[START Excerpted records]

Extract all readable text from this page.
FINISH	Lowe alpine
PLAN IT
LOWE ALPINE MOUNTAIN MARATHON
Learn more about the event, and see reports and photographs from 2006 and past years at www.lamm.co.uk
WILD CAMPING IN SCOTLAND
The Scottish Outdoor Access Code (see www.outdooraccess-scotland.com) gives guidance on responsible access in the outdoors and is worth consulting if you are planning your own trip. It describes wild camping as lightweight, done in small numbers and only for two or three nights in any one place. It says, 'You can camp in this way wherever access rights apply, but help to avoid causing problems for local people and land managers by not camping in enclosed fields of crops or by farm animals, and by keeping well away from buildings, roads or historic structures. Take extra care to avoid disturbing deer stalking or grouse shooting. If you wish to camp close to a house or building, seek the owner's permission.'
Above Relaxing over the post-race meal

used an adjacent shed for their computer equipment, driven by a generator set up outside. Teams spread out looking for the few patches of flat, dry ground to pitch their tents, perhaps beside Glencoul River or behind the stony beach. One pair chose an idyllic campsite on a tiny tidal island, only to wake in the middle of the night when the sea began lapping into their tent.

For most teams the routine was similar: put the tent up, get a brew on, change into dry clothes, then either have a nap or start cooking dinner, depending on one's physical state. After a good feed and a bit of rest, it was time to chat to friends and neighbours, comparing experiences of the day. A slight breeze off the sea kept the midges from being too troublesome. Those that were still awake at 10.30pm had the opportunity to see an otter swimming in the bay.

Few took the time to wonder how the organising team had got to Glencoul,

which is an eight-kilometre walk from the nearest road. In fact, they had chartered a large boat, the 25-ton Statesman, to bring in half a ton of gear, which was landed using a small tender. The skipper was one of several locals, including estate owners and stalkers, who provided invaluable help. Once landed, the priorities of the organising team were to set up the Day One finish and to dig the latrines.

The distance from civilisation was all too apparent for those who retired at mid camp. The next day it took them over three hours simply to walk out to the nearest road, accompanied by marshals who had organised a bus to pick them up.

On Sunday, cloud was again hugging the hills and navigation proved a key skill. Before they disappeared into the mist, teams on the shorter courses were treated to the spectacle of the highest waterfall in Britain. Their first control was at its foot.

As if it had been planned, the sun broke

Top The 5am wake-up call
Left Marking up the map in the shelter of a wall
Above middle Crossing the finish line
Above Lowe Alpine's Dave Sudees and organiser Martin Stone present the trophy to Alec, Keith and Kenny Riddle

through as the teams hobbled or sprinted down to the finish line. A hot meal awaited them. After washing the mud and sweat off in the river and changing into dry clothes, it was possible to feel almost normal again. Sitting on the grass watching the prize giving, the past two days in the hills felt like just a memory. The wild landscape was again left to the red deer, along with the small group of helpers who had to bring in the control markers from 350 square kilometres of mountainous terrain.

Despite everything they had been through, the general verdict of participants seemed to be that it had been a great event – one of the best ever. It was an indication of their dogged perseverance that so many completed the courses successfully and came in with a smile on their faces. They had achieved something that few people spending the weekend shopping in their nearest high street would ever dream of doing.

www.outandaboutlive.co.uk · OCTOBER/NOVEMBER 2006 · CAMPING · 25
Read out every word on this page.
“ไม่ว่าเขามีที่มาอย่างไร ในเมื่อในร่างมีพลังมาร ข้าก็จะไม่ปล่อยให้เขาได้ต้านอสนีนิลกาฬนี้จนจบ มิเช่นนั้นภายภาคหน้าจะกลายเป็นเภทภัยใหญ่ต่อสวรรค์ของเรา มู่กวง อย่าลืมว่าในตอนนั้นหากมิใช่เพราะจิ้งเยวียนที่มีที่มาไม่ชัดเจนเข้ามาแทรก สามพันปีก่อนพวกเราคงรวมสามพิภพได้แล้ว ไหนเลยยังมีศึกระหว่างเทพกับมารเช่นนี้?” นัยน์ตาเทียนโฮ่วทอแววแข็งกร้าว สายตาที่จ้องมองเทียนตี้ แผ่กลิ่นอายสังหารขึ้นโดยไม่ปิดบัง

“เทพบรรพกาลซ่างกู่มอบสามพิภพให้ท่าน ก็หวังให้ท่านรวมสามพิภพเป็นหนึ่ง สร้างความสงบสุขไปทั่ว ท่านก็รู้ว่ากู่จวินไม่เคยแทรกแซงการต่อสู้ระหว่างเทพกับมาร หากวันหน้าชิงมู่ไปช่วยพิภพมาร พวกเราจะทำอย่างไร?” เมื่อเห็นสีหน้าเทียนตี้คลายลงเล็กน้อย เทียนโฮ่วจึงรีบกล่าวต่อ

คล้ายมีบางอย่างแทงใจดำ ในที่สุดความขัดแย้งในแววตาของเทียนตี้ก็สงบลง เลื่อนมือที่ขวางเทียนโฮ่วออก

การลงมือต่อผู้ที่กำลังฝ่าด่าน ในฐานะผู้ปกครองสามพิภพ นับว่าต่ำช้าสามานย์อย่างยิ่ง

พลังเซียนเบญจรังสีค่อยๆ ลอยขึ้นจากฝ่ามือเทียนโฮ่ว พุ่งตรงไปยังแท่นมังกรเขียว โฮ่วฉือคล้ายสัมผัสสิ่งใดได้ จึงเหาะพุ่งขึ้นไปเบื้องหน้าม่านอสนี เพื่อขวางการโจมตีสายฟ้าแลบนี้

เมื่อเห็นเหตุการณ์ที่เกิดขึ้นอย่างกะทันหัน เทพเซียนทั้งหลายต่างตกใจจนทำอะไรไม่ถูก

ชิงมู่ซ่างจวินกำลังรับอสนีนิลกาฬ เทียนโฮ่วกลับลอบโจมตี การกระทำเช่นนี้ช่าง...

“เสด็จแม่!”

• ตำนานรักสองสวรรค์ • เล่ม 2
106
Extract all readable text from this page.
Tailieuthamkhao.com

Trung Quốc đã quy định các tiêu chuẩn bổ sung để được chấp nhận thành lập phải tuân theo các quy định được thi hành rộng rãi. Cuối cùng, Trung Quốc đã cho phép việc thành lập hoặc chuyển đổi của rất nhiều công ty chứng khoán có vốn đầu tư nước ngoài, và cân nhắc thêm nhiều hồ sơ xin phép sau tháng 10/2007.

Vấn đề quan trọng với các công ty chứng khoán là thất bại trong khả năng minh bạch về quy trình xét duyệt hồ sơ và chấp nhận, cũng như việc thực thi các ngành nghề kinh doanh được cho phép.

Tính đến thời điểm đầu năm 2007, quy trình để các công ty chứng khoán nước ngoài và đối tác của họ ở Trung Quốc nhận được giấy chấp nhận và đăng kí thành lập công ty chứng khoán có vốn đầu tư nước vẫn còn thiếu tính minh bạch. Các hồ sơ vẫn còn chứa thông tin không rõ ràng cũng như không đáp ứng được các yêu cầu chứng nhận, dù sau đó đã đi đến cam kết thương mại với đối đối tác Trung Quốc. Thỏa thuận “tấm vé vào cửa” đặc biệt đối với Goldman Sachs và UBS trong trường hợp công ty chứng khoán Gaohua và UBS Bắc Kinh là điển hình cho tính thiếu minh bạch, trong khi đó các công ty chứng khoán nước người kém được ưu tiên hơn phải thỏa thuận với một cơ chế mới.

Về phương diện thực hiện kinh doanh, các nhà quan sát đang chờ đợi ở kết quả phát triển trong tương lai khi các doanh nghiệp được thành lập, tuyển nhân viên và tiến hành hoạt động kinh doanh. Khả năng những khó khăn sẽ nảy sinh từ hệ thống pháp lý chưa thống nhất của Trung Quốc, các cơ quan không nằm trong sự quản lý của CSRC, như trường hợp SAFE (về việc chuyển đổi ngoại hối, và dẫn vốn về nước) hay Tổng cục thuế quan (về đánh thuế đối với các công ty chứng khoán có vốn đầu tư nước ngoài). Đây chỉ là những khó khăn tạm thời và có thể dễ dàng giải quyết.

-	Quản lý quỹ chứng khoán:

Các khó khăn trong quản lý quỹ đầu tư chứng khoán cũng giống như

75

[END Excerpted records]

Repeat the material in full, exactly as it stands.

Extract all readable text from this page.
FINISH	Lowe alpine
PLAN IT
LOWE ALPINE MOUNTAIN MARATHON
Learn more about the event, and see reports and photographs from 2006 and past years at www.lamm.co.uk
WILD CAMPING IN SCOTLAND
The Scottish Outdoor Access Code (see www.outdooraccess-scotland.com) gives guidance on responsible access in the outdoors and is worth consulting if you are planning your own trip. It describes wild camping as lightweight, done in small numbers and only for two or three nights in any one place. It says, 'You can camp in this way wherever access rights apply, but help to avoid causing problems for local people and land managers by not camping in enclosed fields of crops or by farm animals, and by keeping well away from buildings, roads or historic structures. Take extra care to avoid disturbing deer stalking or grouse shooting. If you wish to camp close to a house or building, seek the owner's permission.'
Above Relaxing over the post-race meal

used an adjacent shed for their computer equipment, driven by a generator set up outside. Teams spread out looking for the few patches of flat, dry ground to pitch their tents, perhaps beside Glencoul River or behind the stony beach. One pair chose an idyllic campsite on a tiny tidal island, only to wake in the middle of the night when the sea began lapping into their tent.

For most teams the routine was similar: put the tent up, get a brew on, change into dry clothes, then either have a nap or start cooking dinner, depending on one's physical state. After a good feed and a bit of rest, it was time to chat to friends and neighbours, comparing experiences of the day. A slight breeze off the sea kept the midges from being too troublesome. Those that were still awake at 10.30pm had the opportunity to see an otter swimming in the bay.

Few took the time to wonder how the organising team had got to Glencoul,

which is an eight-kilometre walk from the nearest road. In fact, they had chartered a large boat, the 25-ton Statesman, to bring in half a ton of gear, which was landed using a small tender. The skipper was one of several locals, including estate owners and stalkers, who provided invaluable help. Once landed, the priorities of the organising team were to set up the Day One finish and to dig the latrines.

The distance from civilisation was all too apparent for those who retired at mid camp. The next day it took them over three hours simply to walk out to the nearest road, accompanied by marshals who had organised a bus to pick them up.

On Sunday, cloud was again hugging the hills and navigation proved a key skill. Before they disappeared into the mist, teams on the shorter courses were treated to the spectacle of the highest waterfall in Britain. Their first control was at its foot.

As if it had been planned, the sun broke

Top The 5am wake-up call
Left Marking up the map in the shelter of a wall
Above middle Crossing the finish line
Above Lowe Alpine's Dave Sudees and organiser Martin Stone present the trophy to Alec, Keith and Kenny Riddle

through as the teams hobbled or sprinted down to the finish line. A hot meal awaited them. After washing the mud and sweat off in the river and changing into dry clothes, it was possible to feel almost normal again. Sitting on the grass watching the prize giving, the past two days in the hills felt like just a memory. The wild landscape was again left to the red deer, along with the small group of helpers who had to bring in the control markers from 350 square kilometres of mountainous terrain.

Despite everything they had been through, the general verdict of participants seemed to be that it had been a great event – one of the best ever. It was an indication of their dogged perseverance that so many completed the courses successfully and came in with a smile on their faces. They had achieved something that few people spending the weekend shopping in their nearest high street would ever dream of doing.

www.outandaboutlive.co.uk · OCTOBER/NOVEMBER 2006 · CAMPING · 25
Read out every word on this page.
“ไม่ว่าเขามีที่มาอย่างไร ในเมื่อในร่างมีพลังมาร ข้าก็จะไม่ปล่อยให้เขาได้ต้านอสนีนิลกาฬนี้จนจบ มิเช่นนั้นภายภาคหน้าจะกลายเป็นเภทภัยใหญ่ต่อสวรรค์ของเรา มู่กวง อย่าลืมว่าในตอนนั้นหากมิใช่เพราะจิ้งเยวียนที่มีที่มาไม่ชัดเจนเข้ามาแทรก สามพันปีก่อนพวกเราคงรวมสามพิภพได้แล้ว ไหนเลยยังมีศึกระหว่างเทพกับมารเช่นนี้?” นัยน์ตาเทียนโฮ่วทอแววแข็งกร้าว สายตาที่จ้องมองเทียนตี้ แผ่กลิ่นอายสังหารขึ้นโดยไม่ปิดบัง

“เทพบรรพกาลซ่างกู่มอบสามพิภพให้ท่าน ก็หวังให้ท่านรวมสามพิภพเป็นหนึ่ง สร้างความสงบสุขไปทั่ว ท่านก็รู้ว่ากู่จวินไม่เคยแทรกแซงการต่อสู้ระหว่างเทพกับมาร หากวันหน้าชิงมู่ไปช่วยพิภพมาร พวกเราจะทำอย่างไร?” เมื่อเห็นสีหน้าเทียนตี้คลายลงเล็กน้อย เทียนโฮ่วจึงรีบกล่าวต่อ

คล้ายมีบางอย่างแทงใจดำ ในที่สุดความขัดแย้งในแววตาของเทียนตี้ก็สงบลง เลื่อนมือที่ขวางเทียนโฮ่วออก

การลงมือต่อผู้ที่กำลังฝ่าด่าน ในฐานะผู้ปกครองสามพิภพ นับว่าต่ำช้าสามานย์อย่างยิ่ง

พลังเซียนเบญจรังสีค่อยๆ ลอยขึ้นจากฝ่ามือเทียนโฮ่ว พุ่งตรงไปยังแท่นมังกรเขียว โฮ่วฉือคล้ายสัมผัสสิ่งใดได้ จึงเหาะพุ่งขึ้นไปเบื้องหน้าม่านอสนี เพื่อขวางการโจมตีสายฟ้าแลบนี้

เมื่อเห็นเหตุการณ์ที่เกิดขึ้นอย่างกะทันหัน เทพเซียนทั้งหลายต่างตกใจจนทำอะไรไม่ถูก

ชิงมู่ซ่างจวินกำลังรับอสนีนิลกาฬ เทียนโฮ่วกลับลอบโจมตี การกระทำเช่นนี้ช่าง...

“เสด็จแม่!”

• ตำนานรักสองสวรรค์ • เล่ม 2
106
Extract all readable text from this page.
Tailieuthamkhao.com

Trung Quốc đã quy định các tiêu chuẩn bổ sung để được chấp nhận thành lập phải tuân theo các quy định được thi hành rộng rãi. Cuối cùng, Trung Quốc đã cho phép việc thành lập hoặc chuyển đổi của rất nhiều công ty chứng khoán có vốn đầu tư nước ngoài, và cân nhắc thêm nhiều hồ sơ xin phép sau tháng 10/2007.

Vấn đề quan trọng với các công ty chứng khoán là thất bại trong khả năng minh bạch về quy trình xét duyệt hồ sơ và chấp nhận, cũng như việc thực thi các ngành nghề kinh doanh được cho phép.

Tính đến thời điểm đầu năm 2007, quy trình để các công ty chứng khoán nước ngoài và đối tác của họ ở Trung Quốc nhận được giấy chấp nhận và đăng kí thành lập công ty chứng khoán có vốn đầu tư nước vẫn còn thiếu tính minh bạch. Các hồ sơ vẫn còn chứa thông tin không rõ ràng cũng như không đáp ứng được các yêu cầu chứng nhận, dù sau đó đã đi đến cam kết thương mại với đối đối tác Trung Quốc. Thỏa thuận “tấm vé vào cửa” đặc biệt đối với Goldman Sachs và UBS trong trường hợp công ty chứng khoán Gaohua và UBS Bắc Kinh là điển hình cho tính thiếu minh bạch, trong khi đó các công ty chứng khoán nước người kém được ưu tiên hơn phải thỏa thuận với một cơ chế mới.

Về phương diện thực hiện kinh doanh, các nhà quan sát đang chờ đợi ở kết quả phát triển trong tương lai khi các doanh nghiệp được thành lập, tuyển nhân viên và tiến hành hoạt động kinh doanh. Khả năng những khó khăn sẽ nảy sinh từ hệ thống pháp lý chưa thống nhất của Trung Quốc, các cơ quan không nằm trong sự quản lý của CSRC, như trường hợp SAFE (về việc chuyển đổi ngoại hối, và dẫn vốn về nước) hay Tổng cục thuế quan (về đánh thuế đối với các công ty chứng khoán có vốn đầu tư nước ngoài). Đây chỉ là những khó khăn tạm thời và có thể dễ dàng giải quyết.

-	Quản lý quỹ chứng khoán:

Các khó khăn trong quản lý quỹ đầu tư chứng khoán cũng giống như

75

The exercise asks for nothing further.